_WHAT IS REQUIRED_.
Scan the lines below for the string "apres" and copy every one that has it.
** Start of PROVIDED RECORDS **
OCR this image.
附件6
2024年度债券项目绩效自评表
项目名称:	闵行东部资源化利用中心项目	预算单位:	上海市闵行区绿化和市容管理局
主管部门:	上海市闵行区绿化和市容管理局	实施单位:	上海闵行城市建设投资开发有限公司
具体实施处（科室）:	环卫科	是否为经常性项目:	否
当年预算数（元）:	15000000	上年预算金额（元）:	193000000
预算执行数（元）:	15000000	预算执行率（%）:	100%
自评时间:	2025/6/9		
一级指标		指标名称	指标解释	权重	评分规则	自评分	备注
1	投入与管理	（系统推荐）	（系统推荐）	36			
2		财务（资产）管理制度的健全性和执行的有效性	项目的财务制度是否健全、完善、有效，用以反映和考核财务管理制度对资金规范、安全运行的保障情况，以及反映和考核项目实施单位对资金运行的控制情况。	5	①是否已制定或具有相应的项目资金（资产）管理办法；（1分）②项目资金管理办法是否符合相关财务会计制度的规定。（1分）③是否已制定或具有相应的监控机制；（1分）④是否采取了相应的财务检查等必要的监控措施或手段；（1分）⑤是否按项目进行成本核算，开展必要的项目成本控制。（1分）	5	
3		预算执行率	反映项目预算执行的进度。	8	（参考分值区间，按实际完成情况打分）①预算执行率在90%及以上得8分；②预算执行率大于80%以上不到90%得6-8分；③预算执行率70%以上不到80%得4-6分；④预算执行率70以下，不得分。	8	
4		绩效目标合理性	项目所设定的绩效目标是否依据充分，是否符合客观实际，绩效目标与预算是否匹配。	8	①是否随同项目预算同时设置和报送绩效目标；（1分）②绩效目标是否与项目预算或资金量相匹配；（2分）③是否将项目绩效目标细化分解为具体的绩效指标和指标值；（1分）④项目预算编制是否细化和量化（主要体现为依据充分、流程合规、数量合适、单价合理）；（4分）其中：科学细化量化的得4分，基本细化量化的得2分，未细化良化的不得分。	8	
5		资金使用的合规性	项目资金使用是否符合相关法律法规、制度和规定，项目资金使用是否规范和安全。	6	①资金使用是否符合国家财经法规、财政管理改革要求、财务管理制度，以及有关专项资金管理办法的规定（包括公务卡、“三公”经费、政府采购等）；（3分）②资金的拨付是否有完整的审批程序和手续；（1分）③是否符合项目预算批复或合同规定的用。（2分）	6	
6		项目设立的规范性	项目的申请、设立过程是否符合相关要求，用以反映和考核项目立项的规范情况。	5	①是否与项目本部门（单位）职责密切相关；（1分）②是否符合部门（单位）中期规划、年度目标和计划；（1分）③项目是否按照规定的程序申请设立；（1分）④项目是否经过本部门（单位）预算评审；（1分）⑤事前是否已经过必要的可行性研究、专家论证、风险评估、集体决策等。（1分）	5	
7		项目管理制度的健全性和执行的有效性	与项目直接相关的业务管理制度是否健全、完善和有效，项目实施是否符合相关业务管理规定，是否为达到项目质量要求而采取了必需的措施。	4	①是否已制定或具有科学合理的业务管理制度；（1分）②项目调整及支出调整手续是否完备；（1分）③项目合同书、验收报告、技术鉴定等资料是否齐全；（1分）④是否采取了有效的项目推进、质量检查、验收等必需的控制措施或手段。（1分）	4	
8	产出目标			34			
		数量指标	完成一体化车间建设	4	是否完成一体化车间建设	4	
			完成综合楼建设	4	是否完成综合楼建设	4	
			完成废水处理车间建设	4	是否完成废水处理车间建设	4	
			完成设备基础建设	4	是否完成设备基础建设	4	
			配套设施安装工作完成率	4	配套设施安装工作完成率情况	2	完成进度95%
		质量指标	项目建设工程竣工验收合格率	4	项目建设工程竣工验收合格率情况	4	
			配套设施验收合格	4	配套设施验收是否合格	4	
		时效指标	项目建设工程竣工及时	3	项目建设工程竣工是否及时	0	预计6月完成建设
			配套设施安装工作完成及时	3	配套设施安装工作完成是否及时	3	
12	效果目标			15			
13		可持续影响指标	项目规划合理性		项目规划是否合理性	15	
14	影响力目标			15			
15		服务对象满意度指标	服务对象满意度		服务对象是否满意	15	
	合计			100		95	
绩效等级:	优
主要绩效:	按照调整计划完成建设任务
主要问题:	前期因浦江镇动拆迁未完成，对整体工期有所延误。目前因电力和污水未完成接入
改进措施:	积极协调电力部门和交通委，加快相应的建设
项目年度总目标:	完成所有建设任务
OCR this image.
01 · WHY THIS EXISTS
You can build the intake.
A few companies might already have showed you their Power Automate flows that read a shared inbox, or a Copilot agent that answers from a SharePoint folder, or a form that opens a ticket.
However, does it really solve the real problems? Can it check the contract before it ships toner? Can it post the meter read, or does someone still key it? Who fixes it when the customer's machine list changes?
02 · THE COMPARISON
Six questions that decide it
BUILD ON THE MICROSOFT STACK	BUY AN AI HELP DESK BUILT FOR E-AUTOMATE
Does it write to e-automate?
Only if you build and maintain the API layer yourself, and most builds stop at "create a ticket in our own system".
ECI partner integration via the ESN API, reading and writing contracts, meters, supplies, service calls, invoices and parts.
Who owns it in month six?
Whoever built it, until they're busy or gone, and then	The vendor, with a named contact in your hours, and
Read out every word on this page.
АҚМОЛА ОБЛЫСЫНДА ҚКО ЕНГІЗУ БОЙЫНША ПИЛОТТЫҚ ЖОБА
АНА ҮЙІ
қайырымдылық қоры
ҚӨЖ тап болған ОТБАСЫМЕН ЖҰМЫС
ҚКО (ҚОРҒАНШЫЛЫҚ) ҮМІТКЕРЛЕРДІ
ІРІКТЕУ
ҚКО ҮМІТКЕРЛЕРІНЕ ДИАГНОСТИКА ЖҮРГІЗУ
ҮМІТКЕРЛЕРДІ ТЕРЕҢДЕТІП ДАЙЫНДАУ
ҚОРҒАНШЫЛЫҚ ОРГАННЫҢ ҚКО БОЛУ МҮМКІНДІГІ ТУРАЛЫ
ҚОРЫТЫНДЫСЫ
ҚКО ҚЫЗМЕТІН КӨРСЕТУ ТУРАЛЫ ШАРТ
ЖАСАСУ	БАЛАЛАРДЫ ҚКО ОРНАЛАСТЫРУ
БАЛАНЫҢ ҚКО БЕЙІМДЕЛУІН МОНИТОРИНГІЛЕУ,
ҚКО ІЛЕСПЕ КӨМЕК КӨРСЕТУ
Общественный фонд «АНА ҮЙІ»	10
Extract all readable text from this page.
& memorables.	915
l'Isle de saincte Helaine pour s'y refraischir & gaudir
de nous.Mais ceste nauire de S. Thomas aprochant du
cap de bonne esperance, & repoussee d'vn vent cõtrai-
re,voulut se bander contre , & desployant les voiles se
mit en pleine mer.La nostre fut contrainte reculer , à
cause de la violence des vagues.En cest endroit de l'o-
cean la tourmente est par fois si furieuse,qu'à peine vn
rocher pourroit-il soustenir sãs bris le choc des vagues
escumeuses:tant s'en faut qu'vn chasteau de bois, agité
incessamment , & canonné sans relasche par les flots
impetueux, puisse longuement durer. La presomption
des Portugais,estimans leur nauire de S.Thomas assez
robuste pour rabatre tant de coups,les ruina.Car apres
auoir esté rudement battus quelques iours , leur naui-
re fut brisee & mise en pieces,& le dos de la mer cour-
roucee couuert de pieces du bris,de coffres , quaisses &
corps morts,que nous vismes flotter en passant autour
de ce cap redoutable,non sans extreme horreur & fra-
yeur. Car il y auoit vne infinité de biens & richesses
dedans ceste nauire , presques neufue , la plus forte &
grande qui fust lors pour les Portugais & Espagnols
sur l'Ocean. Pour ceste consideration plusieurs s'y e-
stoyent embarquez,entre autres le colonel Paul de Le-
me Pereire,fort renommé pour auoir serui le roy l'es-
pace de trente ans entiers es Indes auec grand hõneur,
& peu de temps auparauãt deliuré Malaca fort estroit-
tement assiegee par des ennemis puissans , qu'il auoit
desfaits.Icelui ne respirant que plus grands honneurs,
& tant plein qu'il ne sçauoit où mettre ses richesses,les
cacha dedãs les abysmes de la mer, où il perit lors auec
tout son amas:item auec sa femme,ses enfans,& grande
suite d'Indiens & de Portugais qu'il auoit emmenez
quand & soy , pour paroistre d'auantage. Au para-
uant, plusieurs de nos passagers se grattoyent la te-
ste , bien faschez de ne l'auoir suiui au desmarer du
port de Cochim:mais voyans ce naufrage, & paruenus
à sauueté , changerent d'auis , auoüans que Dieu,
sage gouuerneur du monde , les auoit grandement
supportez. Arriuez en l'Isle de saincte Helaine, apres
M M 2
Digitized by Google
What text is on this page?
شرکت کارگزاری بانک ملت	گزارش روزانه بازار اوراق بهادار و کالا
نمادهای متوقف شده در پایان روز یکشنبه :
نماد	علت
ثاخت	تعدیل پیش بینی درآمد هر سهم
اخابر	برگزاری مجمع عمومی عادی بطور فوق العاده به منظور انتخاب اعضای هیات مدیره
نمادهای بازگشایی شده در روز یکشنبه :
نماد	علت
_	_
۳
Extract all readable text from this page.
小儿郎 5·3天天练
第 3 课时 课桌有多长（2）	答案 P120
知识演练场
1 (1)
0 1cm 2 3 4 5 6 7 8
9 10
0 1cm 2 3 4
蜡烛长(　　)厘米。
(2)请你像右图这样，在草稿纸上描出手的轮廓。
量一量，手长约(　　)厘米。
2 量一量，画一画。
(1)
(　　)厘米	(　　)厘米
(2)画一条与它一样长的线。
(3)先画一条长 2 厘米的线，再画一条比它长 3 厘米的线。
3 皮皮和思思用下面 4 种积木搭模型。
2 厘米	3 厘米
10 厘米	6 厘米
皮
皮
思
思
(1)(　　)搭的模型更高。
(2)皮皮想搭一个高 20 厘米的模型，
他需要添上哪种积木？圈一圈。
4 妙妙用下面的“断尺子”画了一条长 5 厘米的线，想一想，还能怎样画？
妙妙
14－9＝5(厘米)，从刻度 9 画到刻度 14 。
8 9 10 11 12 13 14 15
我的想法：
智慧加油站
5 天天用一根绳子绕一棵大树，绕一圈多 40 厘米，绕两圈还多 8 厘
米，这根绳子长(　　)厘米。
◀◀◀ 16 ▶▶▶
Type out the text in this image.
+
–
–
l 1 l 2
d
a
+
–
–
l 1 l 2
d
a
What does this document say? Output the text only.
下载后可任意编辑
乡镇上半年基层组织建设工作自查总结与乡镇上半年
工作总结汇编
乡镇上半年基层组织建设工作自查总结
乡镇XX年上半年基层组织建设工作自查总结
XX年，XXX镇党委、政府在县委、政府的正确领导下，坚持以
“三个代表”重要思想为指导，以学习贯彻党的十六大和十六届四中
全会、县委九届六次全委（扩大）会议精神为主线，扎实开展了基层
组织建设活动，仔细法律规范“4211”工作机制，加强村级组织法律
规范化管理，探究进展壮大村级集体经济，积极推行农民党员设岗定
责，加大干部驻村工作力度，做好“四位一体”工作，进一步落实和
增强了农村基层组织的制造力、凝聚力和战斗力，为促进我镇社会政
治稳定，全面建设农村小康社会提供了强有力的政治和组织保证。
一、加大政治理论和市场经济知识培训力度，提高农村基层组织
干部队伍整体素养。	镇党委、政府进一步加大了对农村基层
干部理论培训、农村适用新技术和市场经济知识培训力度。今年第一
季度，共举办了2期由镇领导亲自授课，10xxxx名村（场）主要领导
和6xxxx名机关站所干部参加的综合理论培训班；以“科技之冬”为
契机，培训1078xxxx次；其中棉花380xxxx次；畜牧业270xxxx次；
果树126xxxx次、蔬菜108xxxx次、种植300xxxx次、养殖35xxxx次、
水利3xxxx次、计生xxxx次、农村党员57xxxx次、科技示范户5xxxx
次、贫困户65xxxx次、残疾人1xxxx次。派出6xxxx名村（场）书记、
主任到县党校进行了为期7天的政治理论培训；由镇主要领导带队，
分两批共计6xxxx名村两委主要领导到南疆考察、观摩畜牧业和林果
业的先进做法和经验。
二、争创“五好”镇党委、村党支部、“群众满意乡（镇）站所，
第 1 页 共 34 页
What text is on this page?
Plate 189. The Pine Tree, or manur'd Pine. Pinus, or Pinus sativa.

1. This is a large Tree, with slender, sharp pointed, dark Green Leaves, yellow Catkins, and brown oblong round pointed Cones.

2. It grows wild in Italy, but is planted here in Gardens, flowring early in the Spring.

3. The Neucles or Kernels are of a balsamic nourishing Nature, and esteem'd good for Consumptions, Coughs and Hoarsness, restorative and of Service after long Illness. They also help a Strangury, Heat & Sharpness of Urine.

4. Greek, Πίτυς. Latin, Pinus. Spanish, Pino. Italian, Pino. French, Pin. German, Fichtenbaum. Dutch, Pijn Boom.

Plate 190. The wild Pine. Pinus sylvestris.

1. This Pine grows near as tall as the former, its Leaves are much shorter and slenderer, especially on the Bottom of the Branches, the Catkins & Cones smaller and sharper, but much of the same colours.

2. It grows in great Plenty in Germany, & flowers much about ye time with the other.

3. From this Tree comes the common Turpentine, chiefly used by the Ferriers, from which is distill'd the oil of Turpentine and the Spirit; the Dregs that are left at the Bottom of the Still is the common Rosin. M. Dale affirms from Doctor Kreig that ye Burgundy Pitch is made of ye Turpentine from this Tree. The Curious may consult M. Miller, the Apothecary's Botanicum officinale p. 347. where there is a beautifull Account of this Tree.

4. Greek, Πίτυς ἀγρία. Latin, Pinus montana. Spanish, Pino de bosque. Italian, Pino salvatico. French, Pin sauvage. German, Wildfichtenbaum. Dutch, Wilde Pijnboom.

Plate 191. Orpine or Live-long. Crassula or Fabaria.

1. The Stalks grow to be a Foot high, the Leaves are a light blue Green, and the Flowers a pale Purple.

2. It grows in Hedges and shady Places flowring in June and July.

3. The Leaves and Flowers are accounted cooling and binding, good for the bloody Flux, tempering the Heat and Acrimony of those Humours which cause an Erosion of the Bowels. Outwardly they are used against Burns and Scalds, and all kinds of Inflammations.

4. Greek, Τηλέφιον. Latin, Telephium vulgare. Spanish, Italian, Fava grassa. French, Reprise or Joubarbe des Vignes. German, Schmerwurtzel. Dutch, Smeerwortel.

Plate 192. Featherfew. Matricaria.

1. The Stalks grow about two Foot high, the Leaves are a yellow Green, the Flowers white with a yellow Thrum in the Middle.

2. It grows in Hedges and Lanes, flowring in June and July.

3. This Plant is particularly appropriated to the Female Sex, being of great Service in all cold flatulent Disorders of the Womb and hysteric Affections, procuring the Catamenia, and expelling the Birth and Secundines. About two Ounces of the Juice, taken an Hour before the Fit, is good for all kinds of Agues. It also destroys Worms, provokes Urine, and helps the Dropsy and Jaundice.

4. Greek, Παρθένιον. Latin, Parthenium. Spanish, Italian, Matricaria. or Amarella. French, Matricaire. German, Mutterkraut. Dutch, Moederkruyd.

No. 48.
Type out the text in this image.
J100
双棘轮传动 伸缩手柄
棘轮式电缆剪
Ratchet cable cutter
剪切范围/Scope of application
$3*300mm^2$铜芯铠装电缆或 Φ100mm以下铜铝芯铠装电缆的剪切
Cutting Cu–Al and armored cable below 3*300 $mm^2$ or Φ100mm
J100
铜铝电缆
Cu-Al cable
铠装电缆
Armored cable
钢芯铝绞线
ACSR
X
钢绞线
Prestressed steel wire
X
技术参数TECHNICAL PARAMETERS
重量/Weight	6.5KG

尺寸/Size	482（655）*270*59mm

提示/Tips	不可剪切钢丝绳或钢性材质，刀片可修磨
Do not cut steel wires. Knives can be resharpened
** End of PROVIDED RECORDS **
_COMPLETE OUTPUT_.
robuste pour rabatre tant de coups,les ruina.Car apres
supportez. Arriuez en l'Isle de saincte Helaine, apres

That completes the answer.